» PROVIDED RECORDS:
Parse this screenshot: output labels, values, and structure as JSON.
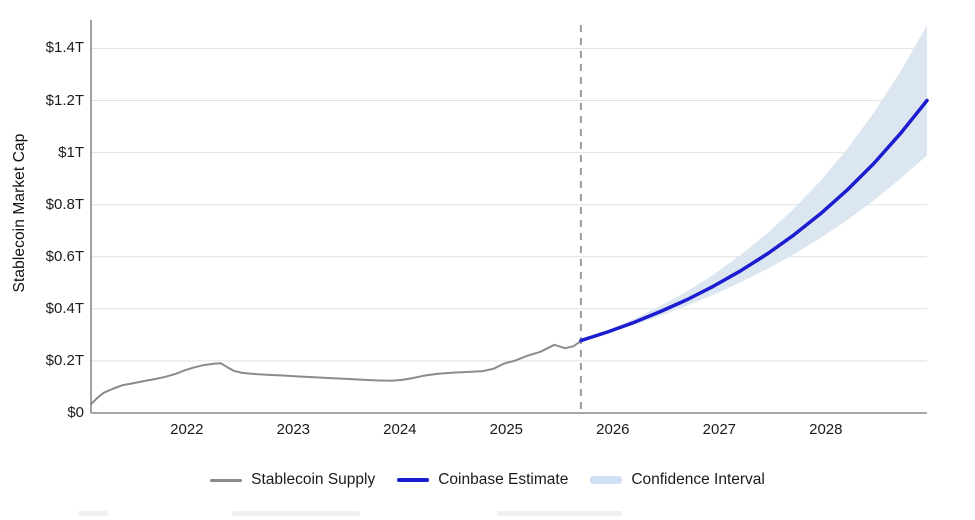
{
  "figure": {
    "y_axis_title": "Stablecoin Market Cap",
    "y_ticks": [
      {
        "value": 0.0,
        "label": "$0"
      },
      {
        "value": 0.2,
        "label": "$0.2T"
      },
      {
        "value": 0.4,
        "label": "$0.4T"
      },
      {
        "value": 0.6,
        "label": "$0.6T"
      },
      {
        "value": 0.8,
        "label": "$0.8T"
      },
      {
        "value": 1.0,
        "label": "$1T"
      },
      {
        "value": 1.2,
        "label": "$1.2T"
      },
      {
        "value": 1.4,
        "label": "$1.4T"
      }
    ],
    "x_ticks": [
      {
        "value": 2022,
        "label": "2022"
      },
      {
        "value": 2023,
        "label": "2023"
      },
      {
        "value": 2024,
        "label": "2024"
      },
      {
        "value": 2025,
        "label": "2025"
      },
      {
        "value": 2026,
        "label": "2026"
      },
      {
        "value": 2027,
        "label": "2027"
      },
      {
        "value": 2028,
        "label": "2028"
      }
    ],
    "legend": [
      {
        "label": "Stablecoin Supply",
        "swatch": "line-gray",
        "color": "#8b8b8b"
      },
      {
        "label": "Coinbase Estimate",
        "swatch": "line-blue",
        "color": "#1c1cd0"
      },
      {
        "label": "Confidence Interval",
        "swatch": "band",
        "color": "#cfe1f2"
      }
    ]
  },
  "colors": {
    "history_line": "#8b8b8b",
    "forecast_line": "#1c1cd0",
    "confidence_band": "#dce6f1",
    "gridline": "#e2e2e2",
    "axis": "#8a8a8a",
    "divider": "#9a9a9a",
    "text": "#1c1c1c"
  },
  "chart_data": {
    "type": "line",
    "title": "",
    "xlabel": "",
    "ylabel": "Stablecoin Market Cap",
    "units": "USD trillions",
    "xlim": [
      2021.1,
      2028.95
    ],
    "ylim": [
      0,
      1.545
    ],
    "grid": "horizontal",
    "legend_position": "bottom-center",
    "forecast_divider_x": 2025.7,
    "series": [
      {
        "name": "Stablecoin Supply",
        "type": "line",
        "color": "#8b8b8b",
        "points": [
          [
            2021.1,
            0.034
          ],
          [
            2021.17,
            0.062
          ],
          [
            2021.22,
            0.078
          ],
          [
            2021.3,
            0.092
          ],
          [
            2021.4,
            0.107
          ],
          [
            2021.5,
            0.115
          ],
          [
            2021.6,
            0.123
          ],
          [
            2021.7,
            0.13
          ],
          [
            2021.8,
            0.139
          ],
          [
            2021.9,
            0.151
          ],
          [
            2021.98,
            0.164
          ],
          [
            2022.06,
            0.174
          ],
          [
            2022.15,
            0.183
          ],
          [
            2022.25,
            0.189
          ],
          [
            2022.32,
            0.191
          ],
          [
            2022.38,
            0.176
          ],
          [
            2022.44,
            0.162
          ],
          [
            2022.52,
            0.154
          ],
          [
            2022.62,
            0.15
          ],
          [
            2022.75,
            0.147
          ],
          [
            2022.9,
            0.144
          ],
          [
            2023.05,
            0.14
          ],
          [
            2023.2,
            0.137
          ],
          [
            2023.35,
            0.134
          ],
          [
            2023.5,
            0.131
          ],
          [
            2023.65,
            0.128
          ],
          [
            2023.8,
            0.125
          ],
          [
            2023.92,
            0.124
          ],
          [
            2024.02,
            0.127
          ],
          [
            2024.12,
            0.134
          ],
          [
            2024.22,
            0.143
          ],
          [
            2024.35,
            0.15
          ],
          [
            2024.5,
            0.155
          ],
          [
            2024.65,
            0.158
          ],
          [
            2024.78,
            0.161
          ],
          [
            2024.88,
            0.17
          ],
          [
            2024.98,
            0.19
          ],
          [
            2025.08,
            0.201
          ],
          [
            2025.2,
            0.22
          ],
          [
            2025.32,
            0.235
          ],
          [
            2025.45,
            0.262
          ],
          [
            2025.55,
            0.249
          ],
          [
            2025.63,
            0.256
          ],
          [
            2025.7,
            0.276
          ]
        ]
      },
      {
        "name": "Coinbase Estimate",
        "type": "line",
        "color": "#1c1cd0",
        "points": [
          [
            2025.7,
            0.278
          ],
          [
            2025.95,
            0.311
          ],
          [
            2026.2,
            0.348
          ],
          [
            2026.45,
            0.39
          ],
          [
            2026.7,
            0.436
          ],
          [
            2026.95,
            0.488
          ],
          [
            2027.2,
            0.546
          ],
          [
            2027.45,
            0.611
          ],
          [
            2027.7,
            0.684
          ],
          [
            2027.95,
            0.765
          ],
          [
            2028.2,
            0.856
          ],
          [
            2028.45,
            0.958
          ],
          [
            2028.7,
            1.073
          ],
          [
            2028.95,
            1.2
          ]
        ]
      },
      {
        "name": "Confidence Interval",
        "type": "band",
        "color": "#dce6f1",
        "upper": [
          [
            2025.7,
            0.278
          ],
          [
            2025.95,
            0.317
          ],
          [
            2026.2,
            0.361
          ],
          [
            2026.45,
            0.412
          ],
          [
            2026.7,
            0.468
          ],
          [
            2026.95,
            0.533
          ],
          [
            2027.2,
            0.607
          ],
          [
            2027.45,
            0.69
          ],
          [
            2027.7,
            0.785
          ],
          [
            2027.95,
            0.892
          ],
          [
            2028.2,
            1.014
          ],
          [
            2028.45,
            1.153
          ],
          [
            2028.7,
            1.311
          ],
          [
            2028.95,
            1.488
          ]
        ],
        "lower": [
          [
            2025.7,
            0.278
          ],
          [
            2025.95,
            0.307
          ],
          [
            2026.2,
            0.339
          ],
          [
            2026.45,
            0.374
          ],
          [
            2026.7,
            0.413
          ],
          [
            2026.95,
            0.455
          ],
          [
            2027.2,
            0.502
          ],
          [
            2027.45,
            0.553
          ],
          [
            2027.7,
            0.61
          ],
          [
            2027.95,
            0.672
          ],
          [
            2028.2,
            0.741
          ],
          [
            2028.45,
            0.816
          ],
          [
            2028.7,
            0.9
          ],
          [
            2028.95,
            0.99
          ]
        ]
      }
    ]
  }
}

» WHAT TO PRODUCE:
Report how many lines of the records above contain the word "Stablecoin", and give only that number.

» RESULT BELOW:
4